- _INPUT FOR THIS TASK_

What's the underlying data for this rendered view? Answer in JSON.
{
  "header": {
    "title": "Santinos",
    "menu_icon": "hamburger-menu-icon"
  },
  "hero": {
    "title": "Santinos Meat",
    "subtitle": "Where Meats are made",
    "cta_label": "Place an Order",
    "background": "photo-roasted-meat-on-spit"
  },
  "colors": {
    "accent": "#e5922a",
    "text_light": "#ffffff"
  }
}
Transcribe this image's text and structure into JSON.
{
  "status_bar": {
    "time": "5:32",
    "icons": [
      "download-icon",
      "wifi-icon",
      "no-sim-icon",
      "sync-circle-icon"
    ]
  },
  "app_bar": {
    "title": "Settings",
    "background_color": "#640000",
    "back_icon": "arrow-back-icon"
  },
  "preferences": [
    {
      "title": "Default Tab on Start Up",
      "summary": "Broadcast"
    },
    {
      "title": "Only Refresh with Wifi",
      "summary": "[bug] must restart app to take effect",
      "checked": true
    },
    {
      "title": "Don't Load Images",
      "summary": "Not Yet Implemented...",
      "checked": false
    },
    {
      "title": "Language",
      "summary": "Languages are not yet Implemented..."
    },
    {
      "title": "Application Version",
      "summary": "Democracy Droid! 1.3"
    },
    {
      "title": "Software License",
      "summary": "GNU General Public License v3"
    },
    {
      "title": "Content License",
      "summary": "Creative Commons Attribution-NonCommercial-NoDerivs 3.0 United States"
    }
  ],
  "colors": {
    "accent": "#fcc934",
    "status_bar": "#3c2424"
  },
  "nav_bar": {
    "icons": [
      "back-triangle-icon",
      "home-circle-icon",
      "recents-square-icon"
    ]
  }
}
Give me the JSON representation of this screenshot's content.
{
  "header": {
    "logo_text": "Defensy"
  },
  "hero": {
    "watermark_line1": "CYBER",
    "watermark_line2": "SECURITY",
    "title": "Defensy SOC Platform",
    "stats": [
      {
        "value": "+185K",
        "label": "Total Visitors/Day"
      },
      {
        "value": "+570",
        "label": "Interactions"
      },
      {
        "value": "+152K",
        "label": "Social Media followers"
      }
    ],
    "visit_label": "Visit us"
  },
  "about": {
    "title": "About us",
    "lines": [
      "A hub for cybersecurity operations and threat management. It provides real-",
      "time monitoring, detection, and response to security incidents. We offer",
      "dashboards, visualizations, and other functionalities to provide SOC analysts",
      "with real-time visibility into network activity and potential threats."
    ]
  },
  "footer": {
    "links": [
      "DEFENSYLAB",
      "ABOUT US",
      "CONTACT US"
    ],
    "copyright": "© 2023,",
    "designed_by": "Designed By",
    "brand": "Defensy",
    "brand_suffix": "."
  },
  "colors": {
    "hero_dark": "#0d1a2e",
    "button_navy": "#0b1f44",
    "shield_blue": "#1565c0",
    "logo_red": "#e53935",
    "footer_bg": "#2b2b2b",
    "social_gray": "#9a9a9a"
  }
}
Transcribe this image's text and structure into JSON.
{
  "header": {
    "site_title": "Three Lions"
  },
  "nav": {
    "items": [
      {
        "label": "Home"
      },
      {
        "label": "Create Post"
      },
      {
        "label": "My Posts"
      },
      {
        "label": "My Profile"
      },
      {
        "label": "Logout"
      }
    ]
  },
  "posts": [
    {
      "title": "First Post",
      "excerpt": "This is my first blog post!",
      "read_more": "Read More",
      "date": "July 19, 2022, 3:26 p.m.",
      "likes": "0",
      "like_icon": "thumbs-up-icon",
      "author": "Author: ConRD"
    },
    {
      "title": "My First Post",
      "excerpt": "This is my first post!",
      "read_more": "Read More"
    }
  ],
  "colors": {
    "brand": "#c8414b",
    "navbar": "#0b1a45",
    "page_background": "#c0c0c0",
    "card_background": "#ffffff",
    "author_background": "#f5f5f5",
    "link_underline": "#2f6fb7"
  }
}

- _SET EXERCISE_
All of the data needs to be reproduced exactly, with no line missing.

- _COMPLETE RESPONSE_
What's the underlying data for this rendered view? Answer in JSON.
{
  "header": {
    "title": "Santinos",
    "menu_icon": "hamburger-menu-icon"
  },
  "hero": {
    "title": "Santinos Meat",
    "subtitle": "Where Meats are made",
    "cta_label": "Place an Order",
    "background": "photo-roasted-meat-on-spit"
  },
  "colors": {
    "accent": "#e5922a",
    "text_light": "#ffffff"
  }
}
Transcribe this image's text and structure into JSON.
{
  "status_bar": {
    "time": "5:32",
    "icons": [
      "download-icon",
      "wifi-icon",
      "no-sim-icon",
      "sync-circle-icon"
    ]
  },
  "app_bar": {
    "title": "Settings",
    "background_color": "#640000",
    "back_icon": "arrow-back-icon"
  },
  "preferences": [
    {
      "title": "Default Tab on Start Up",
      "summary": "Broadcast"
    },
    {
      "title": "Only Refresh with Wifi",
      "summary": "[bug] must restart app to take effect",
      "checked": true
    },
    {
      "title": "Don't Load Images",
      "summary": "Not Yet Implemented...",
      "checked": false
    },
    {
      "title": "Language",
      "summary": "Languages are not yet Implemented..."
    },
    {
      "title": "Application Version",
      "summary": "Democracy Droid! 1.3"
    },
    {
      "title": "Software License",
      "summary": "GNU General Public License v3"
    },
    {
      "title": "Content License",
      "summary": "Creative Commons Attribution-NonCommercial-NoDerivs 3.0 United States"
    }
  ],
  "colors": {
    "accent": "#fcc934",
    "status_bar": "#3c2424"
  },
  "nav_bar": {
    "icons": [
      "back-triangle-icon",
      "home-circle-icon",
      "recents-square-icon"
    ]
  }
}
Give me the JSON representation of this screenshot's content.
{
  "header": {
    "logo_text": "Defensy"
  },
  "hero": {
    "watermark_line1": "CYBER",
    "watermark_line2": "SECURITY",
    "title": "Defensy SOC Platform",
    "stats": [
      {
        "value": "+185K",
        "label": "Total Visitors/Day"
      },
      {
        "value": "+570",
        "label": "Interactions"
      },
      {
        "value": "+152K",
        "label": "Social Media followers"
      }
    ],
    "visit_label": "Visit us"
  },
  "about": {
    "title": "About us",
    "lines": [
      "A hub for cybersecurity operations and threat management. It provides real-",
      "time monitoring, detection, and response to security incidents. We offer",
      "dashboards, visualizations, and other functionalities to provide SOC analysts",
      "with real-time visibility into network activity and potential threats."
    ]
  },
  "footer": {
    "links": [
      "DEFENSYLAB",
      "ABOUT US",
      "CONTACT US"
    ],
    "copyright": "© 2023,",
    "designed_by": "Designed By",
    "brand": "Defensy",
    "brand_suffix": "."
  },
  "colors": {
    "hero_dark": "#0d1a2e",
    "button_navy": "#0b1f44",
    "shield_blue": "#1565c0",
    "logo_red": "#e53935",
    "footer_bg": "#2b2b2b",
    "social_gray": "#9a9a9a"
  }
}
Transcribe this image's text and structure into JSON.
{
  "header": {
    "site_title": "Three Lions"
  },
  "nav": {
    "items": [
      {
        "label": "Home"
      },
      {
        "label": "Create Post"
      },
      {
        "label": "My Posts"
      },
      {
        "label": "My Profile"
      },
      {
        "label": "Logout"
      }
    ]
  },
  "posts": [
    {
      "title": "First Post",
      "excerpt": "This is my first blog post!",
      "read_more": "Read More",
      "date": "July 19, 2022, 3:26 p.m.",
      "likes": "0",
      "like_icon": "thumbs-up-icon",
      "author": "Author: ConRD"
    },
    {
      "title": "My First Post",
      "excerpt": "This is my first post!",
      "read_more": "Read More"
    }
  ],
  "colors": {
    "brand": "#c8414b",
    "navbar": "#0b1a45",
    "page_background": "#c0c0c0",
    "card_background": "#ffffff",
    "author_background": "#f5f5f5",
    "link_underline": "#2f6fb7"
  }
}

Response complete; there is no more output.